_Short exercise 1:_ From the article on telecom mergers in India, list the reasons said to be going around for why the Hutch group dropped its plan to buy Aircel's operations.
_Short exercise 2:_ Pick up the article on telecom mergers in India after its last sentence and keep writing it.

_Selected text:_
......
Date:25/07/2005 URL: http://www.thehindubusinessline.com/bline/ew/2005/07/25/stories/2005072500310100.htm
Back The buzz is back

Kripa Raman

The telecom sector, silent for quite a long spell on the merger and acquisition front, is showing signs of crackling back to life. eWorld takes a look at factors that have been slowing down deals. Will the latest one keep the sector happily en gaged?

IT is growing, growing big and growing fast. — This is about all that everyone involved with the telecommunications industry in India seems to agree on.

And sealing the sentiment is the days-old mega deal of BPL Mobile with Hutchison Essar.

The promoters (and co-investors) of BPL Mobile have inked a deal involving the sale of their 64 per cent equity stake to an associate company of the Essar group, which is to transfer the assets to Hutchison-Essar subsequently.

This all-cash deal, said to be the biggest merger and acquisition deal in the Indian telecom space so far, puts the enterprise value (equity and debt) of BPL Mobile at over $1 billion (Rs 4,400 crore).

To top it all, this deal breaks a long dry spell on the telecom merger and acquisition (M&A) scene, for sure.

Not a single substantial M&A equity deal had happened for at least one year in the Indian industry, prior to the latest move.

An exception (of sorts) was the surprise acquisition by the Essar group of 9.9 per cent in BPL Mobile for an undisclosed amount from France Telecom (Orange SA).

This, explained Essar at that time, was a purely financial investment.

The last substantial deal to be closed, before the latest M&A development, was Idea Cellular's acquisition of Escotel which was wrapped up in June last year. From then, up to before the latest M&A, the story had not been good.

It raises questions of what factors have been holding back telecom marriages, by and large, in the Indian scenario, despite the latest silver lining.

And will this latest deal break the stalemate that has slowed down deal making in this sector?

The Hutch group, which formally announced last year that it was acquiring Aircel's operations in Chennai and Tamil Nadu from the Sterling Infotech group, had to drop its plans for reasons that were not fully clear.

Interference by an influential third party, regulatory problems on intra-circle mergers (that stipulate that the merged entity cannot have more than two-thirds market share of subscribers), and perhaps differences on valuations — these were some of the reasons doing the rounds. Informed sources now indicate that Aircel is also at an advanced stage of entering into a deal with a few US-based private equity investors.

Another significant announcement, the acquisition of 47.7 per cent stake in Idea Cellular by Singapore Technologies Telemedia (STT) and Telekom Malaysia, was called off too.

The Department of Telecommunications said that SingTel (stakeholder in Bharti Tele-Ventures) and STT had a common investor company, Temasek Holdings.

Regulations do not permit the same investor to have more than 10 per cent investment in two companies operating in the same telecom circle.

Officials at Idea Cellular, a three-way equal joint venture between Cingular, the AV Birla Group and the Tata group, are still in complete disagreement with this interpretation.

"If they are taking into account non-direct foreign stakeholding in calculating FDI, then there should be many other operators in the country who should be pulled up too."

As M&A decisions get delayed, valuation can keep eroding, says an investment banker who handles telecom for a large foreign banking group.

And, as valuations erode, the promoters of companies are more and more reluctant to let go, ever hoping for a better deal.

For, "25 per cent plus 15 per cent does not equal 40 per cent market share in this game," says a senior group executive of one of the Idea Cellular promoters.
......
_Available data:_
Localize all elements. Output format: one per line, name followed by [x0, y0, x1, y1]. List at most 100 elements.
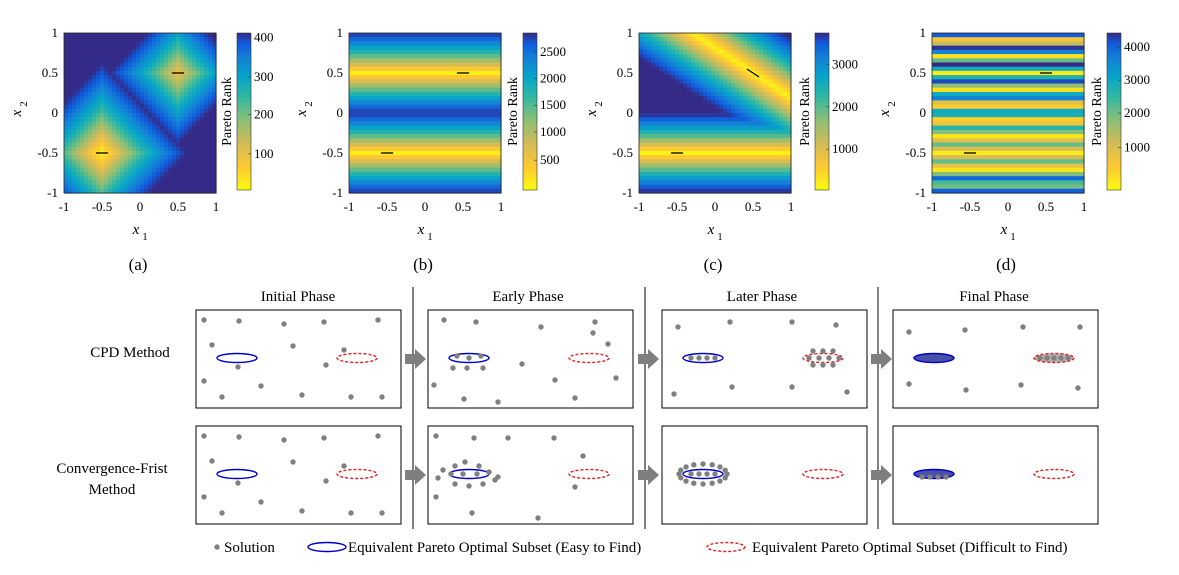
......
_Reply 1:_
- Interference by an influential third party
- Regulatory problems on intra-circle mergers (the merged entity cannot have more than two-thirds market share of subscribers)
- Perhaps differences on valuations

_Reply 2:_
"Just because an operator has a lot of subscribers there is no guarantee in these prepaid-dominant times that those subscribers will move over and add to one's base."

The problem, he says, is that promoters have got carried away by the success of Bharti Tele-Ventures, which quoting at Rs 250-plus on the stock exchanges has a market capitalisation of over Rs 46,000 crore. They have become greedy.

To add to this, the all-India success of public sector player Bharat Sanchar Nigam, could make things even more difficult for other operators.

Says Shailesh Shirali of Rabobank: "BSNL has been performing well, more than was expected by the industry ever since they launched wireless services.

The market had raised questions on whether quality of service would be managed effectively as also whether they would be able to stand up to the marketing of the private sector.

They have proved themselves over the past couple of years as a force to be reckoned with.

MTNL has proven to have resolved any initial teething problems and are demonstrating strong growth now.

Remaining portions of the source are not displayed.